— Aim of the task —
A verbatim copy of the data below is the required output.

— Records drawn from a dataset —
BEGIN

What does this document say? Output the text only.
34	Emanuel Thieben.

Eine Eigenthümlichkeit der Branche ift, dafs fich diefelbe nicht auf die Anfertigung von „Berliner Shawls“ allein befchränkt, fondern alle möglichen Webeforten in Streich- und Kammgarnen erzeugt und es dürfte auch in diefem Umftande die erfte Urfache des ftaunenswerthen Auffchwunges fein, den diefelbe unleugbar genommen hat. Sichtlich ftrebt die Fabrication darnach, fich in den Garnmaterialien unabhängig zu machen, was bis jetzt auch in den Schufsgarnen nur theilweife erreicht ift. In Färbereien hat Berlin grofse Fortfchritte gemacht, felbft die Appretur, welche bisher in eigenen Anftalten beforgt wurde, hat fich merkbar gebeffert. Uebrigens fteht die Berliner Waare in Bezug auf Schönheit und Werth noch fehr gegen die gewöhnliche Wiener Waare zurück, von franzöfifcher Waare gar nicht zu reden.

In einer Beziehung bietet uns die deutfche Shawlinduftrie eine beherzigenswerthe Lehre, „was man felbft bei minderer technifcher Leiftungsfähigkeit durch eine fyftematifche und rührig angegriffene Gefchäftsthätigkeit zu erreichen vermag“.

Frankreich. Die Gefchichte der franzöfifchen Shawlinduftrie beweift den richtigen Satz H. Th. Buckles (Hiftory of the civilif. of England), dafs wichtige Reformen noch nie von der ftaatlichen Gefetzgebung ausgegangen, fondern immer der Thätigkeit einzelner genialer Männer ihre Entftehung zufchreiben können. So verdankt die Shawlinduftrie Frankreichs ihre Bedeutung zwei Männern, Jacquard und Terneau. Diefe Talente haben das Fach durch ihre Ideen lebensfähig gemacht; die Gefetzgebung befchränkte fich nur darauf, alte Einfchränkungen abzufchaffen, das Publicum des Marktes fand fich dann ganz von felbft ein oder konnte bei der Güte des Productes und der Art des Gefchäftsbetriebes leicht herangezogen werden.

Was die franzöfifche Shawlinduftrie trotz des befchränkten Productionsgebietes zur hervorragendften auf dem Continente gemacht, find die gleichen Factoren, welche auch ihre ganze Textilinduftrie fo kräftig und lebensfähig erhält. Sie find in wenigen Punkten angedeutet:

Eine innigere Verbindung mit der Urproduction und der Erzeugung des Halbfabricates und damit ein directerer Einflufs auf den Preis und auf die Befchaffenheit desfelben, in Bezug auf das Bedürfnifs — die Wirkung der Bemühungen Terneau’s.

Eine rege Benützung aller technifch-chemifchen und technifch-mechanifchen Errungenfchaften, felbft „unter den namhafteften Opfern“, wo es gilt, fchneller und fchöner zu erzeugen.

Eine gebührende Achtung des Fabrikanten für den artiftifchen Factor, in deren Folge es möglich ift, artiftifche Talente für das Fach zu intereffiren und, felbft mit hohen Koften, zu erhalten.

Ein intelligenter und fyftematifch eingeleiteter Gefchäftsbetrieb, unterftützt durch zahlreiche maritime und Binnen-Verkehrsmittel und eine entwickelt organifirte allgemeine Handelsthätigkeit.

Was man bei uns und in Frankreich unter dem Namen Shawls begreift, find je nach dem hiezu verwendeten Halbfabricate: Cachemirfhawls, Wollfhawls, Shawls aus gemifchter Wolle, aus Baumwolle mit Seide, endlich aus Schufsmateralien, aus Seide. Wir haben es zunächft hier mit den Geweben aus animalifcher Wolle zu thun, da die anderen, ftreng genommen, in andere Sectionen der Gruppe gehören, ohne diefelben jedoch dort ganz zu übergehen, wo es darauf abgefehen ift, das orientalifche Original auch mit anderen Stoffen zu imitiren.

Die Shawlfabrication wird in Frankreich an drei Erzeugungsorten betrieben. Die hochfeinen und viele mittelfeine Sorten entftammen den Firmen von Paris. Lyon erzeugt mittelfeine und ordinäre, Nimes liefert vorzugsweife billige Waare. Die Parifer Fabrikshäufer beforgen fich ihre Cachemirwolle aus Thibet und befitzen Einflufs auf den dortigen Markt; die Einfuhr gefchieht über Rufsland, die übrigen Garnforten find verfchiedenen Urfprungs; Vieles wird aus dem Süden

END

— Task output —
What does this document say? Output the text only.
34	Emanuel Thieben.

Eine Eigenthümlichkeit der Branche ift, dafs fich diefelbe nicht auf die Anfertigung von „Berliner Shawls“ allein befchränkt, fondern alle möglichen Webeforten in Streich- und Kammgarnen erzeugt und es dürfte auch in diefem Umftande die erfte Urfache des ftaunenswerthen Auffchwunges fein, den diefelbe unleugbar genommen hat. Sichtlich ftrebt die Fabrication darnach, fich in den Garnmaterialien unabhängig zu machen, was bis jetzt auch in den Schufsgarnen nur theilweife erreicht ift. In Färbereien hat Berlin grofse Fortfchritte gemacht, felbft die Appretur, welche bisher in eigenen Anftalten beforgt wurde, hat fich merkbar gebeffert. Uebrigens fteht die Berliner Waare in Bezug auf Schönheit und Werth noch fehr gegen die gewöhnliche Wiener Waare zurück, von franzöfifcher Waare gar nicht zu reden.

In einer Beziehung bietet uns die deutfche Shawlinduftrie eine beherzigenswerthe Lehre, „was man felbft bei minderer technifcher Leiftungsfähigkeit durch eine fyftematifche und rührig angegriffene Gefchäftsthätigkeit zu erreichen vermag“.

Frankreich. Die Gefchichte der franzöfifchen Shawlinduftrie beweift den richtigen Satz H. Th. Buckles (Hiftory of the civilif. of England), dafs wichtige Reformen noch nie von der ftaatlichen Gefetzgebung ausgegangen, fondern immer der Thätigkeit einzelner genialer Männer ihre Entftehung zufchreiben können. So verdankt die Shawlinduftrie Frankreichs ihre Bedeutung zwei Männern, Jacquard und Terneau. Diefe Talente haben das Fach durch ihre Ideen lebensfähig gemacht; die Gefetzgebung befchränkte fich nur darauf, alte Einfchränkungen abzufchaffen, das Publicum des Marktes fand fich dann ganz von felbft ein oder konnte bei der Güte des Productes und der Art des Gefchäftsbetriebes leicht herangezogen werden.

Was die franzöfifche Shawlinduftrie trotz des befchränkten Productionsgebietes zur hervorragendften auf dem Continente gemacht, find die gleichen Factoren, welche auch ihre ganze Textilinduftrie fo kräftig und lebensfähig erhält. Sie find in wenigen Punkten angedeutet:

Eine innigere Verbindung mit der Urproduction und der Erzeugung des Halbfabricates und damit ein directerer Einflufs auf den Preis und auf die Befchaffenheit desfelben, in Bezug auf das Bedürfnifs — die Wirkung der Bemühungen Terneau’s.

Eine rege Benützung aller technifch-chemifchen und technifch-mechanifchen Errungenfchaften, felbft „unter den namhafteften Opfern“, wo es gilt, fchneller und fchöner zu erzeugen.

Eine gebührende Achtung des Fabrikanten für den artiftifchen Factor, in deren Folge es möglich ift, artiftifche Talente für das Fach zu intereffiren und, felbft mit hohen Koften, zu erhalten.

Ein intelligenter und fyftematifch eingeleiteter Gefchäftsbetrieb, unterftützt durch zahlreiche maritime und Binnen-Verkehrsmittel und eine entwickelt organifirte allgemeine Handelsthätigkeit.

Was man bei uns und in Frankreich unter dem Namen Shawls begreift, find je nach dem hiezu verwendeten Halbfabricate: Cachemirfhawls, Wollfhawls, Shawls aus gemifchter Wolle, aus Baumwolle mit Seide, endlich aus Schufsmateralien, aus Seide. Wir haben es zunächft hier mit den Geweben aus animalifcher Wolle zu thun, da die anderen, ftreng genommen, in andere Sectionen der Gruppe gehören, ohne diefelben jedoch dort ganz zu übergehen, wo es darauf abgefehen ift, das orientalifche Original auch mit anderen Stoffen zu imitiren.

Die Shawlfabrication wird in Frankreich an drei Erzeugungsorten betrieben. Die hochfeinen und viele mittelfeine Sorten entftammen den Firmen von Paris. Lyon erzeugt mittelfeine und ordinäre, Nimes liefert vorzugsweife billige Waare. Die Parifer Fabrikshäufer beforgen fich ihre Cachemirwolle aus Thibet und befitzen Einflufs auf den dortigen Markt; die Einfuhr gefchieht über Rufsland, die übrigen Garnforten find verfchiedenen Urfprungs; Vieles wird aus dem Süden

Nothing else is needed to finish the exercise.